# [Extracted records]

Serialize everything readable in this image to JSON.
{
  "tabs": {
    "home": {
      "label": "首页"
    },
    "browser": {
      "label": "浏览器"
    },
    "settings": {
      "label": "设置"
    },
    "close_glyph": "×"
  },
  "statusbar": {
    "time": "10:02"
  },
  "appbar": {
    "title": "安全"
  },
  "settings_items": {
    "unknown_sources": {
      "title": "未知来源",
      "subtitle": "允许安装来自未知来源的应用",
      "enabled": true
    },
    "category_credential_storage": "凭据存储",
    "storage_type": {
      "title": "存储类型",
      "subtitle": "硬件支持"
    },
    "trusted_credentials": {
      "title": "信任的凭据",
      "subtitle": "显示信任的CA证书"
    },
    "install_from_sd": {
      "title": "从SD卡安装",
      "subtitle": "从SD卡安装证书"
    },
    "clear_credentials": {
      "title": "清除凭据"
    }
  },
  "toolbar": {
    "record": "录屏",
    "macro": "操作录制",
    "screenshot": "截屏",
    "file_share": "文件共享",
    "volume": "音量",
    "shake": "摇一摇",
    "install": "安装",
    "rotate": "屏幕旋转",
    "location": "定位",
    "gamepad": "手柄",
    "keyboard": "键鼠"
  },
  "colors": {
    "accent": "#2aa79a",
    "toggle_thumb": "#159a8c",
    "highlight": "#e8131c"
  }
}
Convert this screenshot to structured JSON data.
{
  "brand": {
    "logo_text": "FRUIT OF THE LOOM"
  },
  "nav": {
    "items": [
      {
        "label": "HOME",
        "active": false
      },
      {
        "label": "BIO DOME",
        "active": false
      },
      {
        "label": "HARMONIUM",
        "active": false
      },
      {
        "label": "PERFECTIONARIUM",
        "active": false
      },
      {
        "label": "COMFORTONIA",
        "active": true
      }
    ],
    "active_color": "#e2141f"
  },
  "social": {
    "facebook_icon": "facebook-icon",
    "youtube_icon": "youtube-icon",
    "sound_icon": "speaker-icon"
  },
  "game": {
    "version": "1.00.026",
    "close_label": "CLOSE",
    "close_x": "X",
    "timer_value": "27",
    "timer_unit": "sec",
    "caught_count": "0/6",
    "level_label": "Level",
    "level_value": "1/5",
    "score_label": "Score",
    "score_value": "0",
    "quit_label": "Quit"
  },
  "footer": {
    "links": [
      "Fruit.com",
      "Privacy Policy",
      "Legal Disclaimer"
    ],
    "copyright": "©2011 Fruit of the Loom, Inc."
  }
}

# [Exercise brief]
Go through the listing above and report how many of its lines contain the word "this", with only the number as output.

# [Reply to the task]
2